TASK MATERIAL
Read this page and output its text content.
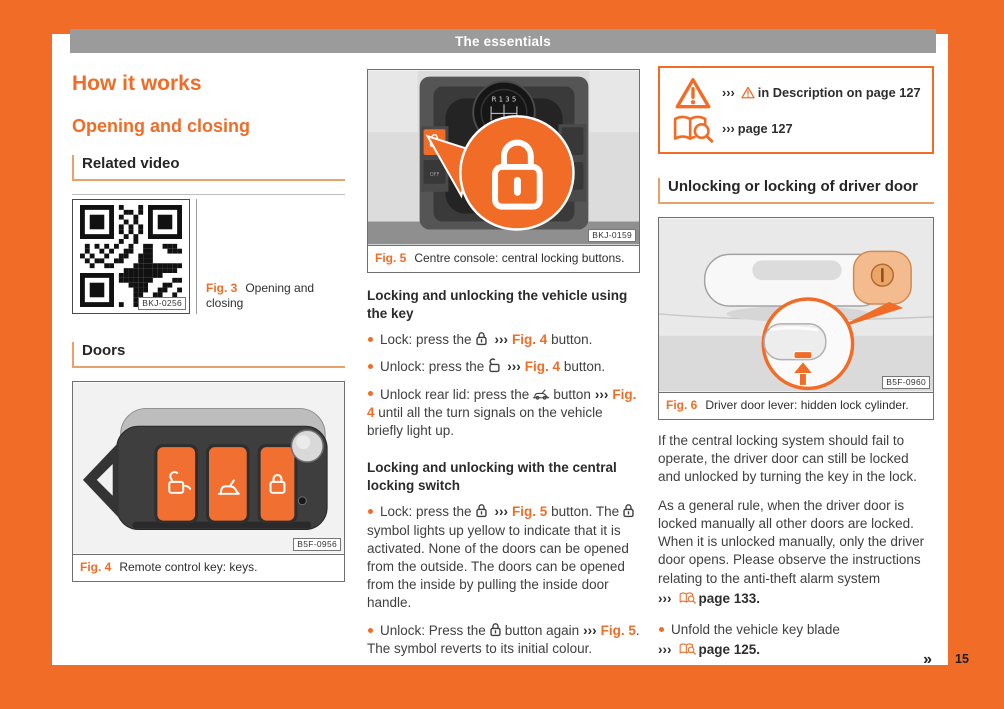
The essentials
How it works
Opening and closing
Related video
BKJ-0256
Fig. 3 Opening and closing
Doors
B5F-0956
Fig. 4 Remote control key: keys.
R 1 3 5
OFF
BKJ-0159
Fig. 5 Centre console: central locking buttons.
Locking and unlocking the vehicle using the key
Lock: press the ››› Fig. 4 button.
Unlock: press the ››› Fig. 4 button.
Unlock rear lid: press the button ››› Fig. 4 until all the turn signals on the vehicle briefly light up.
Locking and unlocking with the central locking switch
Lock: press the ››› Fig. 5 button. The
symbol lights up yellow to indicate that it is activated. None of the doors can be opened from the outside. The doors can be opened from the inside by pulling the inside door handle.
Unlock: Press the button again ››› Fig. 5. The symbol reverts to its initial colour.
››› in Description on page 127
››› page 127
Unlocking or locking of driver door
B5F-0960
Fig. 6 Driver door lever: hidden lock cylinder.

If the central locking system should fail to operate, the driver door can still be locked and unlocked by turning the key in the lock.

As a general rule, when the driver door is locked manually all other doors are locked. When it is unlocked manually, only the driver door opens. Please observe the instructions relating to the anti-theft alarm system
››› page 133.

Unfold the vehicle key blade
››› page 125.
» 15
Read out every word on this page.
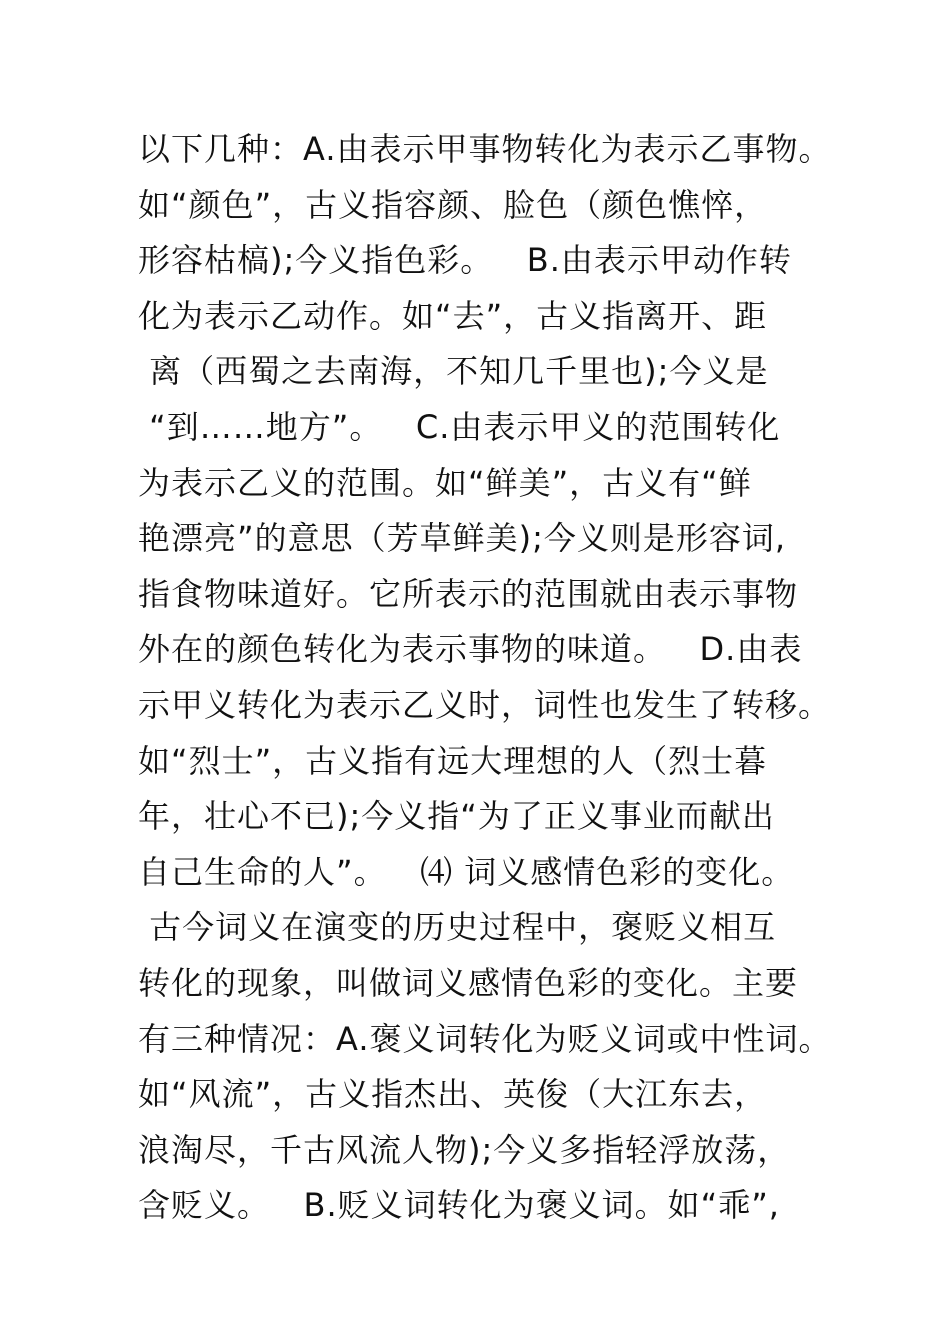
以下几种：A.由表示甲事物转化为表示乙事物。
如“颜色”，古义指容颜、脸色（颜色憔悴，
形容枯槁);今义指色彩。   B.由表示甲动作转
化为表示乙动作。如“去”，古义指离开、距
离（西蜀之去南海，不知几千里也);今义是
“到……地方”。   C.由表示甲义的范围转化
为表示乙义的范围。如“鲜美”，古义有“鲜
艳漂亮”的意思（芳草鲜美);今义则是形容词,
指食物味道好。它所表示的范围就由表示事物
外在的颜色转化为表示事物的味道。   D.由表
示甲义转化为表示乙义时，词性也发生了转移。
如“烈士”，古义指有远大理想的人（烈士暮
年，壮心不已);今义指“为了正义事业而献出
自己生命的人”。   ⑷ 词义感情色彩的变化。
古今词义在演变的历史过程中，褒贬义相互
转化的现象，叫做词义感情色彩的变化。主要
有三种情况：A.褒义词转化为贬义词或中性词。
如“风流”，古义指杰出、英俊（大江东去，
浪淘尽，千古风流人物);今义多指轻浮放荡，
含贬义。   B.贬义词转化为褒义词。如“乖”,
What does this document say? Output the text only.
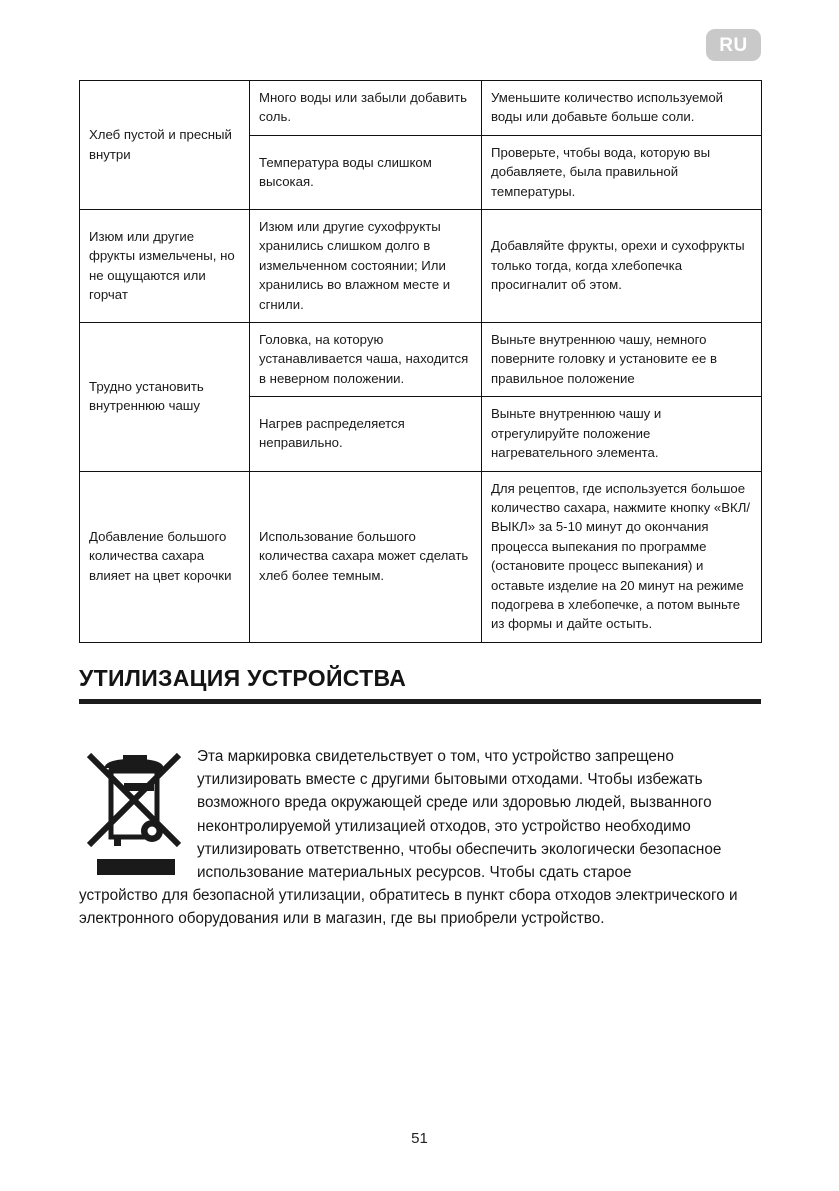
RU
Хлеб пустой и пресный внутри	Много воды или забыли добавить соль.	Уменьшите количество используемой воды или добавьте больше соли.
	Температура воды слишком высокая.	Проверьте, чтобы вода, которую вы добавляете, была правильной температуры.
Изюм или другие фрукты измельчены, но не ощущаются или горчат	Изюм или другие сухофрукты хранились слишком долго в измельченном состоянии; Или хранились во влажном месте и сгнили.	Добавляйте фрукты, орехи и сухофрукты только тогда, когда хлебопечка просигналит об этом.
Трудно установить внутреннюю чашу	Головка, на которую устанавливается чаша, находится в неверном положении.	Выньте внутреннюю чашу, немного поверните головку и установите ее в правильное положение
	Нагрев распределяется неправильно.	Выньте внутреннюю чашу и отрегулируйте положение нагревательного элемента.
Добавление большого количества сахара влияет на цвет корочки	Использование большого количества сахара может сделать хлеб более темным.	Для рецептов, где используется большое количество сахара, нажмите кнопку «ВКЛ/ВЫКЛ» за 5-10 минут до окончания процесса выпекания по программе (остановите процесс выпекания) и оставьте изделие на 20 минут на режиме подогрева в хлебопечке, а потом выньте из формы и дайте остыть.
УТИЛИЗАЦИЯ УСТРОЙСТВА

Эта маркировка свидетельствует о том, что устройство запрещено утилизировать вместе с другими бытовыми отходами. Чтобы избежать возможного вреда окружающей среде или здоровью людей, вызванного неконтролируемой утилизацией отходов, это устройство необходимо утилизировать ответственно, чтобы обеспечить экологически безопасное использование материальных ресурсов. Чтобы сдать старое
устройство для безопасной утилизации, обратитесь в пункт сбора отходов электрического и электронного оборудования или в магазин, где вы приобрели устройство.

51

AIM
Pictures don't belong in the copy. Transcribe every record exactly as it appears.

FINAL ANSWER
Read this page and output its text content.
The essentials
How it works
Opening and closing
Related video
BKJ-0256
Fig. 3 Opening and closing
Doors
B5F-0956
Fig. 4 Remote control key: keys.
R 1 3 5
OFF
BKJ-0159
Fig. 5 Centre console: central locking buttons.
Locking and unlocking the vehicle using the key
Lock: press the ››› Fig. 4 button.
Unlock: press the ››› Fig. 4 button.
Unlock rear lid: press the button ››› Fig. 4 until all the turn signals on the vehicle briefly light up.
Locking and unlocking with the central locking switch
Lock: press the ››› Fig. 5 button. The
symbol lights up yellow to indicate that it is activated. None of the doors can be opened from the outside. The doors can be opened from the inside by pulling the inside door handle.
Unlock: Press the button again ››› Fig. 5. The symbol reverts to its initial colour.
››› in Description on page 127
››› page 127
Unlocking or locking of driver door
B5F-0960
Fig. 6 Driver door lever: hidden lock cylinder.

If the central locking system should fail to operate, the driver door can still be locked and unlocked by turning the key in the lock.

As a general rule, when the driver door is locked manually all other doors are locked. When it is unlocked manually, only the driver door opens. Please observe the instructions relating to the anti-theft alarm system
››› page 133.

Unfold the vehicle key blade
››› page 125.
» 15
Read out every word on this page.
以下几种：A.由表示甲事物转化为表示乙事物。
如“颜色”，古义指容颜、脸色（颜色憔悴，
形容枯槁);今义指色彩。   B.由表示甲动作转
化为表示乙动作。如“去”，古义指离开、距
离（西蜀之去南海，不知几千里也);今义是
“到……地方”。   C.由表示甲义的范围转化
为表示乙义的范围。如“鲜美”，古义有“鲜
艳漂亮”的意思（芳草鲜美);今义则是形容词,
指食物味道好。它所表示的范围就由表示事物
外在的颜色转化为表示事物的味道。   D.由表
示甲义转化为表示乙义时，词性也发生了转移。
如“烈士”，古义指有远大理想的人（烈士暮
年，壮心不已);今义指“为了正义事业而献出
自己生命的人”。   ⑷ 词义感情色彩的变化。
古今词义在演变的历史过程中，褒贬义相互
转化的现象，叫做词义感情色彩的变化。主要
有三种情况：A.褒义词转化为贬义词或中性词。
如“风流”，古义指杰出、英俊（大江东去，
浪淘尽，千古风流人物);今义多指轻浮放荡，
含贬义。   B.贬义词转化为褒义词。如“乖”,
What does this document say? Output the text only.
RU
Хлеб пустой и пресный внутри	Много воды или забыли добавить соль.	Уменьшите количество используемой воды или добавьте больше соли.
	Температура воды слишком высокая.	Проверьте, чтобы вода, которую вы добавляете, была правильной температуры.
Изюм или другие фрукты измельчены, но не ощущаются или горчат	Изюм или другие сухофрукты хранились слишком долго в измельченном состоянии; Или хранились во влажном месте и сгнили.	Добавляйте фрукты, орехи и сухофрукты только тогда, когда хлебопечка просигналит об этом.
Трудно установить внутреннюю чашу	Головка, на которую устанавливается чаша, находится в неверном положении.	Выньте внутреннюю чашу, немного поверните головку и установите ее в правильное положение
	Нагрев распределяется неправильно.	Выньте внутреннюю чашу и отрегулируйте положение нагревательного элемента.
Добавление большого количества сахара влияет на цвет корочки	Использование большого количества сахара может сделать хлеб более темным.	Для рецептов, где используется большое количество сахара, нажмите кнопку «ВКЛ/ВЫКЛ» за 5-10 минут до окончания процесса выпекания по программе (остановите процесс выпекания) и оставьте изделие на 20 минут на режиме подогрева в хлебопечке, а потом выньте из формы и дайте остыть.
УТИЛИЗАЦИЯ УСТРОЙСТВА

Эта маркировка свидетельствует о том, что устройство запрещено утилизировать вместе с другими бытовыми отходами. Чтобы избежать возможного вреда окружающей среде или здоровью людей, вызванного неконтролируемой утилизацией отходов, это устройство необходимо утилизировать ответственно, чтобы обеспечить экологически безопасное использование материальных ресурсов. Чтобы сдать старое
устройство для безопасной утилизации, обратитесь в пункт сбора отходов электрического и электронного оборудования или в магазин, где вы приобрели устройство.

51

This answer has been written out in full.